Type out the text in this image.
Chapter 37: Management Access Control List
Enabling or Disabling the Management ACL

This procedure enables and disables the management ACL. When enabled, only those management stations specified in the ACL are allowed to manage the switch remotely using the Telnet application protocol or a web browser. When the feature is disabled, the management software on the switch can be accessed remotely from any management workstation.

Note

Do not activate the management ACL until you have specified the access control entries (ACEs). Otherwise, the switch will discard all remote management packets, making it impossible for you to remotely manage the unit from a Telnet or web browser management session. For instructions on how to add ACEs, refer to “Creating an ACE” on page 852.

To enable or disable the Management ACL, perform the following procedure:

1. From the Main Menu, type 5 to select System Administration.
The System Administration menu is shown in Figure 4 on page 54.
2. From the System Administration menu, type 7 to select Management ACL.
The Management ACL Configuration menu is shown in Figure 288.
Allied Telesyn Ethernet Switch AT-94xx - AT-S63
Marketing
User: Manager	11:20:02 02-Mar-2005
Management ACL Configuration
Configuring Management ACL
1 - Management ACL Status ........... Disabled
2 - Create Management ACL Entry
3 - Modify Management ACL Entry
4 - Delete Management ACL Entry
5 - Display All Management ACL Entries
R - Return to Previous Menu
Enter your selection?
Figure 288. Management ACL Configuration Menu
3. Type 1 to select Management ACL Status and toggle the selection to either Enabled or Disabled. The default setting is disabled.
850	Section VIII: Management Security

—————

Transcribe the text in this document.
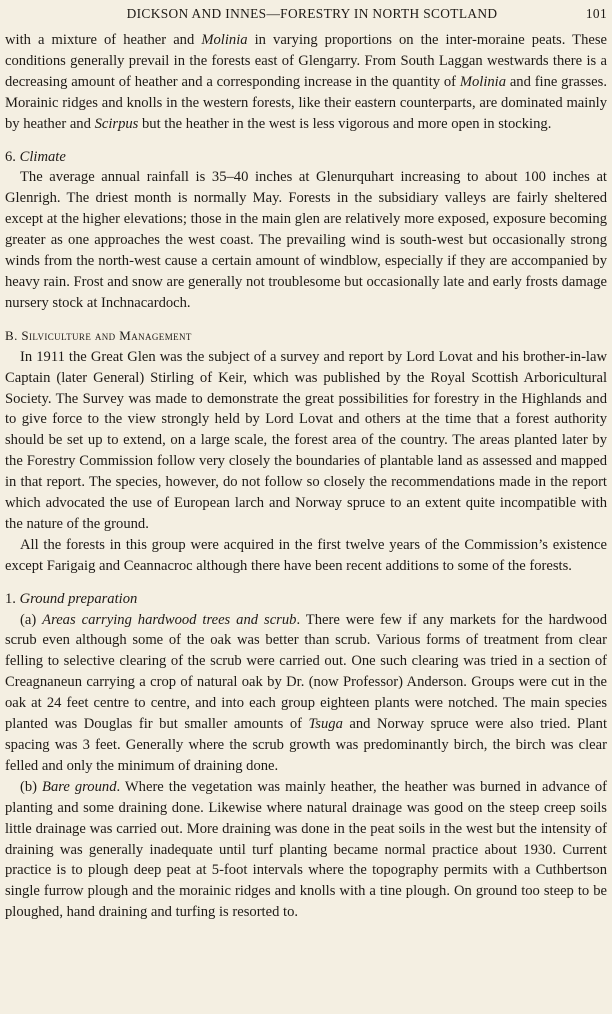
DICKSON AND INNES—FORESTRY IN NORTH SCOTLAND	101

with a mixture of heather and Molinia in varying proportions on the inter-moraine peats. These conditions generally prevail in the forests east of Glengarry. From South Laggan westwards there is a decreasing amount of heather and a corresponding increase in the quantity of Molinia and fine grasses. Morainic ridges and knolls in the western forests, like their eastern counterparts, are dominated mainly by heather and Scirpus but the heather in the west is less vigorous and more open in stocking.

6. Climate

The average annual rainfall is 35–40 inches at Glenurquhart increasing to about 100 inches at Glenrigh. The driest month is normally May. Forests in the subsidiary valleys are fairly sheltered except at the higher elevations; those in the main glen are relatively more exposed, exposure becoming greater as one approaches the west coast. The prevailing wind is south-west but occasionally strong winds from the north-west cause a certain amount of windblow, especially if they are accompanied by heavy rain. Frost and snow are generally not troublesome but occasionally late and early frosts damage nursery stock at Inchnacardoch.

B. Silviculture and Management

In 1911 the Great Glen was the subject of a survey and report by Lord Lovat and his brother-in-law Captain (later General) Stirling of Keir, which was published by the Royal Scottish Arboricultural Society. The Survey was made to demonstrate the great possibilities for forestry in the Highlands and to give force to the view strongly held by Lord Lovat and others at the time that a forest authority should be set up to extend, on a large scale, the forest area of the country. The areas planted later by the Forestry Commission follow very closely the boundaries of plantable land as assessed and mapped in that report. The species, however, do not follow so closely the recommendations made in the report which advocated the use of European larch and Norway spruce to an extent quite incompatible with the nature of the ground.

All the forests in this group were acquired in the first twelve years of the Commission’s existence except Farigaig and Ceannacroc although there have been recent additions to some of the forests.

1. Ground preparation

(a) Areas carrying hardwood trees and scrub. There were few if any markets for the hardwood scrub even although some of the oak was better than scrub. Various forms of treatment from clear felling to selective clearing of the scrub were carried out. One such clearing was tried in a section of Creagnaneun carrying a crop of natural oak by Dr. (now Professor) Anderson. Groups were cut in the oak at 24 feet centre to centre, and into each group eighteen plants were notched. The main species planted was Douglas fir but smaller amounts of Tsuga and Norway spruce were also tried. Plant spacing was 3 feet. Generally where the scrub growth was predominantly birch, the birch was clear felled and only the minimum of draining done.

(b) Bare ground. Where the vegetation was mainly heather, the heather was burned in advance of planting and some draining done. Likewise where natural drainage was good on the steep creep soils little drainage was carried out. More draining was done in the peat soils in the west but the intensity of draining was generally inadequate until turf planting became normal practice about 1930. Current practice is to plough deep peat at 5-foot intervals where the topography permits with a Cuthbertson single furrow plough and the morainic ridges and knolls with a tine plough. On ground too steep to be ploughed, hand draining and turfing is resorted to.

—————

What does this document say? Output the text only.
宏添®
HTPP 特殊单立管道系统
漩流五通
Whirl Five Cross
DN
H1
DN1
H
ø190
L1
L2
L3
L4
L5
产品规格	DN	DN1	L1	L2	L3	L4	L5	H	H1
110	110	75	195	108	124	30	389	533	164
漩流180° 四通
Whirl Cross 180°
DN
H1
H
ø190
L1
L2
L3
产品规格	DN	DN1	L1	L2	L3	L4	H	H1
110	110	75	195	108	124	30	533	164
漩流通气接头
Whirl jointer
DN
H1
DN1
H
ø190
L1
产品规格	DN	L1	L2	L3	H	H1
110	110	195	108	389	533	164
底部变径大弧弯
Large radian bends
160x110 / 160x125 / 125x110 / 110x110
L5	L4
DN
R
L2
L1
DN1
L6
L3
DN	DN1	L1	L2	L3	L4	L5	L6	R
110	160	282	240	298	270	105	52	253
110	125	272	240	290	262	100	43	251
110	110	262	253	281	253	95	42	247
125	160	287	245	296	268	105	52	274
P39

—————

From the data above, work out how many lines contain the string "selection" and reply with only the number.

__Correct result__. 2